→ WORK INSTRUCTIONS:
Check every line of the material below for "Manual". Give the number of lines that have it, and only that.

→ EXCERPTED RECORDS:
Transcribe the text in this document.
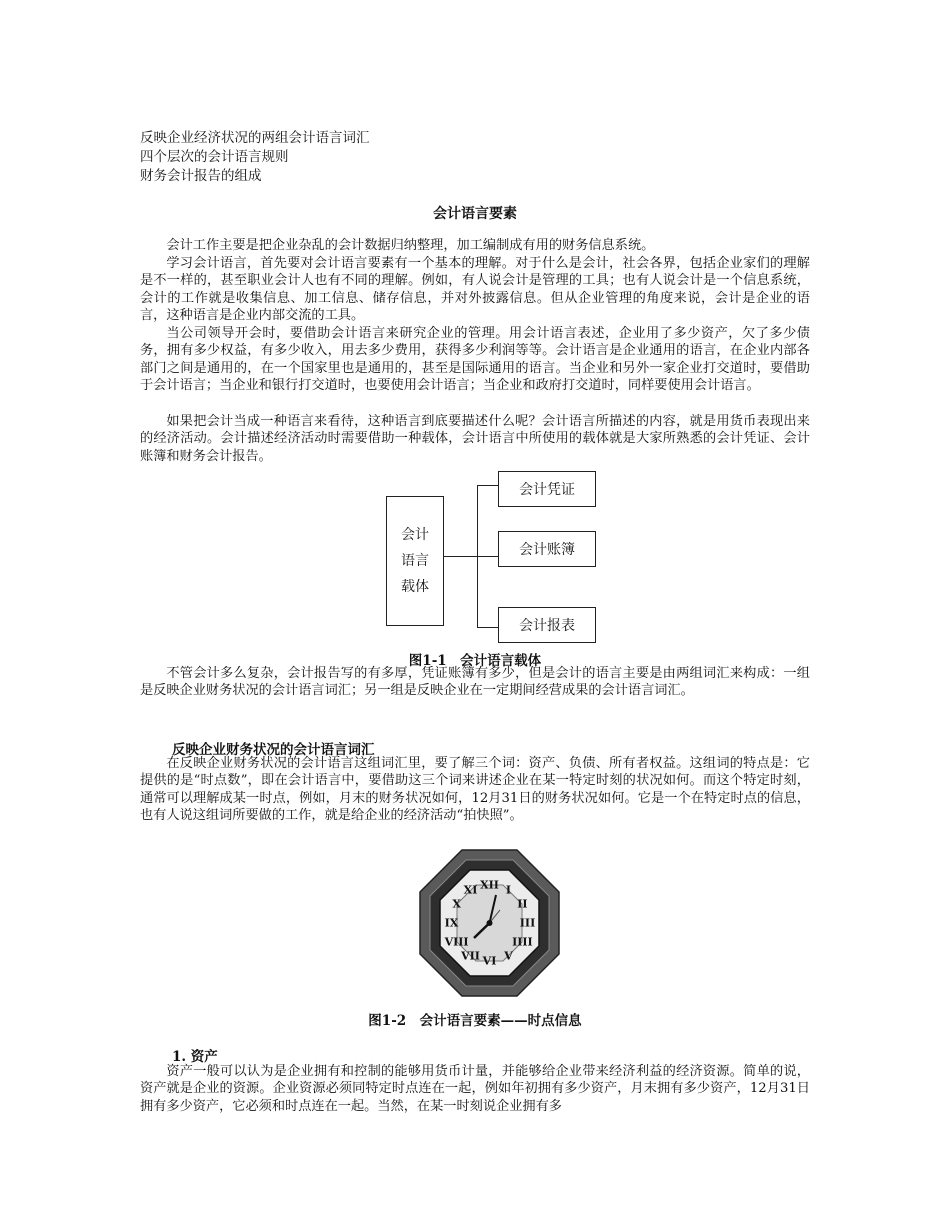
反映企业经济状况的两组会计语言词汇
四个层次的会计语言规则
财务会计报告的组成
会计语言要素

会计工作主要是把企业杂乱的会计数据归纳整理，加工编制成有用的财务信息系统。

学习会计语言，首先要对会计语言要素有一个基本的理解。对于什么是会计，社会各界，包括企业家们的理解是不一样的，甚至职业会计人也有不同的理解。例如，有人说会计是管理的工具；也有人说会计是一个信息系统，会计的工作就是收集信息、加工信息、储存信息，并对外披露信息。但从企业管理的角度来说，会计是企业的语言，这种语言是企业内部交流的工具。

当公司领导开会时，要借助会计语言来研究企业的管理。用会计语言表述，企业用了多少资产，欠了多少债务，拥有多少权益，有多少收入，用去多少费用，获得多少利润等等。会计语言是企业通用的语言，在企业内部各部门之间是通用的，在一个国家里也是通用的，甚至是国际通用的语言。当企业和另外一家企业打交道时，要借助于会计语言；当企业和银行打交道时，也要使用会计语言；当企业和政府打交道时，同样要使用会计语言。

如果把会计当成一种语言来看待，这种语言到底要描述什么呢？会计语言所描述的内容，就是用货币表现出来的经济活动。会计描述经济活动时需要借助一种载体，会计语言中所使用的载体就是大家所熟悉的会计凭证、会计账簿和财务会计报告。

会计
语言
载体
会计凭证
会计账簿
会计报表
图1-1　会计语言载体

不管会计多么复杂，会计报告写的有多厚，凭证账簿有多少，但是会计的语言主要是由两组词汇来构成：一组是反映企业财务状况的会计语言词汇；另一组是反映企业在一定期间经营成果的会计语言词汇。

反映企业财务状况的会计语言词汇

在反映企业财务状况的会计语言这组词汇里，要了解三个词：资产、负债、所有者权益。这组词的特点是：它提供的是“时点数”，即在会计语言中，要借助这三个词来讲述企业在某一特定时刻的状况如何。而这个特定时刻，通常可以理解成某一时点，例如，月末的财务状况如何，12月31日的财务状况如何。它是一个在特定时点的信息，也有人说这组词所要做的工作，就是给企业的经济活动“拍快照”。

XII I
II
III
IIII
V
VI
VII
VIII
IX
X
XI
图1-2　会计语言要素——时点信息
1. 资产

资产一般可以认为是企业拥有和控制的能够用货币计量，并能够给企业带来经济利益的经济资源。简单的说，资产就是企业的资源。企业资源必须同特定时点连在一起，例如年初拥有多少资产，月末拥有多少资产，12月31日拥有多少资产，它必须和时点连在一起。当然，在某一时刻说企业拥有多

--

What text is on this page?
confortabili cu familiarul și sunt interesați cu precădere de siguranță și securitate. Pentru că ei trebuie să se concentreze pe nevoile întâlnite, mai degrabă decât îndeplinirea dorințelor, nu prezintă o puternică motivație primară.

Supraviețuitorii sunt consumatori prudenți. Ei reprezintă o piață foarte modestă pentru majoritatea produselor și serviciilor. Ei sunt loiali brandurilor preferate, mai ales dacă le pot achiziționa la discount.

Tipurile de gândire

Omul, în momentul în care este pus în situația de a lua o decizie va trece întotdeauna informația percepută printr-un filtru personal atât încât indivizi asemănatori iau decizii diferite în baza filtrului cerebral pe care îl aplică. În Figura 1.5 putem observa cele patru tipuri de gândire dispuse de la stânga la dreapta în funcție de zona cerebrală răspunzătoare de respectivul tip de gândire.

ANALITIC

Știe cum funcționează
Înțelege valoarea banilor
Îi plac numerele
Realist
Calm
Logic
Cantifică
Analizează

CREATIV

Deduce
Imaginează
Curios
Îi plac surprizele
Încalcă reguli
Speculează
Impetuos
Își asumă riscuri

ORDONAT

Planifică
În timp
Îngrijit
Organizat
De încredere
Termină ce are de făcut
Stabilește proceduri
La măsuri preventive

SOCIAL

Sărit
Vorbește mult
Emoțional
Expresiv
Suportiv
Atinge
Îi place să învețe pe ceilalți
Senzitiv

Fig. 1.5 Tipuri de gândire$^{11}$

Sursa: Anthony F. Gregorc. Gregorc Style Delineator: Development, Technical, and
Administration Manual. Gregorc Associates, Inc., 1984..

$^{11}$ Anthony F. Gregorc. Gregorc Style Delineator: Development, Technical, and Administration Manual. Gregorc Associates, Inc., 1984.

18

* * *

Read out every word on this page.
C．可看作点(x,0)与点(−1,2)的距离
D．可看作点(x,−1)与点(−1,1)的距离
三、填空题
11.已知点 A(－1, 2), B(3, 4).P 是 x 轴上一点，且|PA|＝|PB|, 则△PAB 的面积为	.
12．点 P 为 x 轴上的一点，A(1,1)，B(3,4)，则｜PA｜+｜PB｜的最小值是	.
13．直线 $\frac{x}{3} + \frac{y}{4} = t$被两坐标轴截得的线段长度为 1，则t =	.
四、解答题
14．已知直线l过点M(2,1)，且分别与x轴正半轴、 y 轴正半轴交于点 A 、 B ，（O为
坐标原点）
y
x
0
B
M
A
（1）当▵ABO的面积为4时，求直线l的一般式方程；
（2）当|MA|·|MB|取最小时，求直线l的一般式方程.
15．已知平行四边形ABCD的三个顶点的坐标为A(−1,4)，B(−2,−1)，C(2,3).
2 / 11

→ COMPLETED EXERCISE:
2